Dataset entries on figures:
--------
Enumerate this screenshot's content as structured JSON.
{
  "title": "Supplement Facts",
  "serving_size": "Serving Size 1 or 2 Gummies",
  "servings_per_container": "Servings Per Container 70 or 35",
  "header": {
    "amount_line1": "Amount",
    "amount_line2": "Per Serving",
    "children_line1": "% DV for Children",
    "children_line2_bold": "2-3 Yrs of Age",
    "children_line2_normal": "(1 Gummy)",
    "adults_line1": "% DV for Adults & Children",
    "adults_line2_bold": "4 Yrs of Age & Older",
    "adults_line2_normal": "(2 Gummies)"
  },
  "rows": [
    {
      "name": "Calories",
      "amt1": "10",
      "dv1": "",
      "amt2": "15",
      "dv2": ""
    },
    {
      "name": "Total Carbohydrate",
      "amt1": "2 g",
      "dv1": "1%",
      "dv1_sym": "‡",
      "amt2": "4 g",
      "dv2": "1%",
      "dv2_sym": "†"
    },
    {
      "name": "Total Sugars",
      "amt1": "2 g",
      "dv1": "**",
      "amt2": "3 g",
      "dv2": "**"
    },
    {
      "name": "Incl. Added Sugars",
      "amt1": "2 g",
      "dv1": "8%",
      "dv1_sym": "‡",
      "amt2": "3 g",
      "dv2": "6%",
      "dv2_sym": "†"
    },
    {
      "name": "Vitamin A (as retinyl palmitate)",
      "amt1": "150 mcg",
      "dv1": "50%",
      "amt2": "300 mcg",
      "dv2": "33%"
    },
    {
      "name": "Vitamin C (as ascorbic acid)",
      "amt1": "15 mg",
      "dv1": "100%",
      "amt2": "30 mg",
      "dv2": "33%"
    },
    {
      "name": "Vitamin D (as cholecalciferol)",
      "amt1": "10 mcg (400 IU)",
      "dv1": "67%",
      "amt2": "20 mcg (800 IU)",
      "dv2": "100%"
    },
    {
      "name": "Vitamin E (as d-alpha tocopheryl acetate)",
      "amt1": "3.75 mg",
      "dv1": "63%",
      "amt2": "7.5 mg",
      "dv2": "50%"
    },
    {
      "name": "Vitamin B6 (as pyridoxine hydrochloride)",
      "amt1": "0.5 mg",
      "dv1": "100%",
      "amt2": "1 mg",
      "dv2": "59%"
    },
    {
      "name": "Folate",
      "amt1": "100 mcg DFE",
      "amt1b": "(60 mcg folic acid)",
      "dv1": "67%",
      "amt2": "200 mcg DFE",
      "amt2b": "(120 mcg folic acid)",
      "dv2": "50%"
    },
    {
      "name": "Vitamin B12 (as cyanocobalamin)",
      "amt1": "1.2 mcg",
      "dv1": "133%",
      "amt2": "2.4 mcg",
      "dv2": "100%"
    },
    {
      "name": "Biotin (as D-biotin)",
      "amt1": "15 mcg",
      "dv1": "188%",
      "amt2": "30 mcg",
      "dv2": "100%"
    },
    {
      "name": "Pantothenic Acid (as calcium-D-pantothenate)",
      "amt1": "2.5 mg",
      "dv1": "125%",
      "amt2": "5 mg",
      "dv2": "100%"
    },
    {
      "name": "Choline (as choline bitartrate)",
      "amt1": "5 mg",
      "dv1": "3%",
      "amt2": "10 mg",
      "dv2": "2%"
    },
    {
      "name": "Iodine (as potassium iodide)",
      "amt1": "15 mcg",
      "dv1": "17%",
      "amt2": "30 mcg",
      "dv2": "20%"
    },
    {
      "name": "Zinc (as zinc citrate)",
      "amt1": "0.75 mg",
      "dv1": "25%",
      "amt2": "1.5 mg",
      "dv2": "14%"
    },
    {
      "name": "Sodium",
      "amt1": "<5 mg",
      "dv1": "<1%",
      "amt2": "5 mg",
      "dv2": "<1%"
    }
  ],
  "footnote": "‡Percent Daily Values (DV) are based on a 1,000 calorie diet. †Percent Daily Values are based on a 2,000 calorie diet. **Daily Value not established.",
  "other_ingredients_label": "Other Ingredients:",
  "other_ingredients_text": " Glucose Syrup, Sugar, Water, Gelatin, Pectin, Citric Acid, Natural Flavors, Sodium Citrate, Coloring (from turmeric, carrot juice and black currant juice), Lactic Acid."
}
--------
PROBLEM DESCRIPTION
Pull out every line in the material above where "Gummies" occurs.

FULL OUTPUT
  "serving_size": "Serving Size 1 or 2 Gummies",
    "adults_line2_normal": "(2 Gummies)"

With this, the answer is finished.